__Your goal__. Output all of the records exactly as written.

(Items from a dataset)
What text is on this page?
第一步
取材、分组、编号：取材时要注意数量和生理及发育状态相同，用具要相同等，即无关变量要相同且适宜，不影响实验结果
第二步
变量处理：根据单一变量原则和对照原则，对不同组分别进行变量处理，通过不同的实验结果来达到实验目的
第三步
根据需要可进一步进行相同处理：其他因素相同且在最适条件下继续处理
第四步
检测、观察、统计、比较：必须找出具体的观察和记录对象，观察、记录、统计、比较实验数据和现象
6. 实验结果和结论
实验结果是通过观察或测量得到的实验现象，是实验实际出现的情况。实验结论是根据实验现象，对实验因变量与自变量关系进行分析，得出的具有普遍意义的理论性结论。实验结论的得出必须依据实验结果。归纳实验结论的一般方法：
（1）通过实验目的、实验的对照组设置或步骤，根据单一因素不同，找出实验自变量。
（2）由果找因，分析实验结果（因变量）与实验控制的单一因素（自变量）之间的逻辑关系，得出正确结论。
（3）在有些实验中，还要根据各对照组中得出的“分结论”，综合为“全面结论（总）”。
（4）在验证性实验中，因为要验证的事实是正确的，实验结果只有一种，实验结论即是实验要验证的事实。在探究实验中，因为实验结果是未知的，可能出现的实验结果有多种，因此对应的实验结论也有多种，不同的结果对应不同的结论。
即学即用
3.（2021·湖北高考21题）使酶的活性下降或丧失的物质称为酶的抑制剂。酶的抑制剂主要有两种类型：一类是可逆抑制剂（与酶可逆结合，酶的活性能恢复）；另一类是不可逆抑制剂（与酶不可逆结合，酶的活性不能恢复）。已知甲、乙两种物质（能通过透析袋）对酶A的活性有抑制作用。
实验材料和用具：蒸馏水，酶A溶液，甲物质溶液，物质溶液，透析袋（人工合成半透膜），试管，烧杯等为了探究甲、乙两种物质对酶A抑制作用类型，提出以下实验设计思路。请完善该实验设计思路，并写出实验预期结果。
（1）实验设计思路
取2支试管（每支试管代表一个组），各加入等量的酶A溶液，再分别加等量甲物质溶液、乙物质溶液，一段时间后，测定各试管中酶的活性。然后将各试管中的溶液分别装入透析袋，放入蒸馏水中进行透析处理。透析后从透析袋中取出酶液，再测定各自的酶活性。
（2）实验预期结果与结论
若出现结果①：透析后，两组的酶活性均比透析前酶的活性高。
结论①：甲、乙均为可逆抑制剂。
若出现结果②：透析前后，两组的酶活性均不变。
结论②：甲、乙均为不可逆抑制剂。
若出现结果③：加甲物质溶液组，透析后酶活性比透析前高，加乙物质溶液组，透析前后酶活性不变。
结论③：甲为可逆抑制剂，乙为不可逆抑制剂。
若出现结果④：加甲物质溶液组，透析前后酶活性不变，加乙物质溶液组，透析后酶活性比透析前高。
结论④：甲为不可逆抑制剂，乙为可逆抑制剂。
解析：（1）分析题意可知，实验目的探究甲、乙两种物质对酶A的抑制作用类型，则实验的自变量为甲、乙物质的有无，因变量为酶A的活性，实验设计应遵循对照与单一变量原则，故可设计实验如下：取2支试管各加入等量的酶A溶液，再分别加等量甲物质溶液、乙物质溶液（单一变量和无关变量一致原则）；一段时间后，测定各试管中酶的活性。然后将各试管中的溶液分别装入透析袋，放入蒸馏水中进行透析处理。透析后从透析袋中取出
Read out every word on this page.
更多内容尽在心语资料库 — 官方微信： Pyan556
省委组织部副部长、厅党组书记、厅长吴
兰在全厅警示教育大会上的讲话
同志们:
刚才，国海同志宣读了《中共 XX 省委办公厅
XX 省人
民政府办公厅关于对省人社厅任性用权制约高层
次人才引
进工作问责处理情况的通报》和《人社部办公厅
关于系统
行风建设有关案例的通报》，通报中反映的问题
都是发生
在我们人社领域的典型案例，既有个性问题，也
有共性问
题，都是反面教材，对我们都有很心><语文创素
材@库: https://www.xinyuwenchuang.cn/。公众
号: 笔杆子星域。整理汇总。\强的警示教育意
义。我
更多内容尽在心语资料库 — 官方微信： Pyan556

__Task result__.
What text is on this page?
第一步
取材、分组、编号：取材时要注意数量和生理及发育状态相同，用具要相同等，即无关变量要相同且适宜，不影响实验结果
第二步
变量处理：根据单一变量原则和对照原则，对不同组分别进行变量处理，通过不同的实验结果来达到实验目的
第三步
根据需要可进一步进行相同处理：其他因素相同且在最适条件下继续处理
第四步
检测、观察、统计、比较：必须找出具体的观察和记录对象，观察、记录、统计、比较实验数据和现象
6. 实验结果和结论
实验结果是通过观察或测量得到的实验现象，是实验实际出现的情况。实验结论是根据实验现象，对实验因变量与自变量关系进行分析，得出的具有普遍意义的理论性结论。实验结论的得出必须依据实验结果。归纳实验结论的一般方法：
（1）通过实验目的、实验的对照组设置或步骤，根据单一因素不同，找出实验自变量。
（2）由果找因，分析实验结果（因变量）与实验控制的单一因素（自变量）之间的逻辑关系，得出正确结论。
（3）在有些实验中，还要根据各对照组中得出的“分结论”，综合为“全面结论（总）”。
（4）在验证性实验中，因为要验证的事实是正确的，实验结果只有一种，实验结论即是实验要验证的事实。在探究实验中，因为实验结果是未知的，可能出现的实验结果有多种，因此对应的实验结论也有多种，不同的结果对应不同的结论。
即学即用
3.（2021·湖北高考21题）使酶的活性下降或丧失的物质称为酶的抑制剂。酶的抑制剂主要有两种类型：一类是可逆抑制剂（与酶可逆结合，酶的活性能恢复）；另一类是不可逆抑制剂（与酶不可逆结合，酶的活性不能恢复）。已知甲、乙两种物质（能通过透析袋）对酶A的活性有抑制作用。
实验材料和用具：蒸馏水，酶A溶液，甲物质溶液，物质溶液，透析袋（人工合成半透膜），试管，烧杯等为了探究甲、乙两种物质对酶A抑制作用类型，提出以下实验设计思路。请完善该实验设计思路，并写出实验预期结果。
（1）实验设计思路
取2支试管（每支试管代表一个组），各加入等量的酶A溶液，再分别加等量甲物质溶液、乙物质溶液，一段时间后，测定各试管中酶的活性。然后将各试管中的溶液分别装入透析袋，放入蒸馏水中进行透析处理。透析后从透析袋中取出酶液，再测定各自的酶活性。
（2）实验预期结果与结论
若出现结果①：透析后，两组的酶活性均比透析前酶的活性高。
结论①：甲、乙均为可逆抑制剂。
若出现结果②：透析前后，两组的酶活性均不变。
结论②：甲、乙均为不可逆抑制剂。
若出现结果③：加甲物质溶液组，透析后酶活性比透析前高，加乙物质溶液组，透析前后酶活性不变。
结论③：甲为可逆抑制剂，乙为不可逆抑制剂。
若出现结果④：加甲物质溶液组，透析前后酶活性不变，加乙物质溶液组，透析后酶活性比透析前高。
结论④：甲为不可逆抑制剂，乙为可逆抑制剂。
解析：（1）分析题意可知，实验目的探究甲、乙两种物质对酶A的抑制作用类型，则实验的自变量为甲、乙物质的有无，因变量为酶A的活性，实验设计应遵循对照与单一变量原则，故可设计实验如下：取2支试管各加入等量的酶A溶液，再分别加等量甲物质溶液、乙物质溶液（单一变量和无关变量一致原则）；一段时间后，测定各试管中酶的活性。然后将各试管中的溶液分别装入透析袋，放入蒸馏水中进行透析处理。透析后从透析袋中取出
Read out every word on this page.
更多内容尽在心语资料库 — 官方微信： Pyan556
省委组织部副部长、厅党组书记、厅长吴
兰在全厅警示教育大会上的讲话
同志们:
刚才，国海同志宣读了《中共 XX 省委办公厅
XX 省人
民政府办公厅关于对省人社厅任性用权制约高层
次人才引
进工作问责处理情况的通报》和《人社部办公厅
关于系统
行风建设有关案例的通报》，通报中反映的问题
都是发生
在我们人社领域的典型案例，既有个性问题，也
有共性问
题，都是反面教材，对我们都有很心><语文创素
材@库: https://www.xinyuwenchuang.cn/。公众
号: 笔杆子星域。整理汇总。\强的警示教育意
义。我
更多内容尽在心语资料库 — 官方微信： Pyan556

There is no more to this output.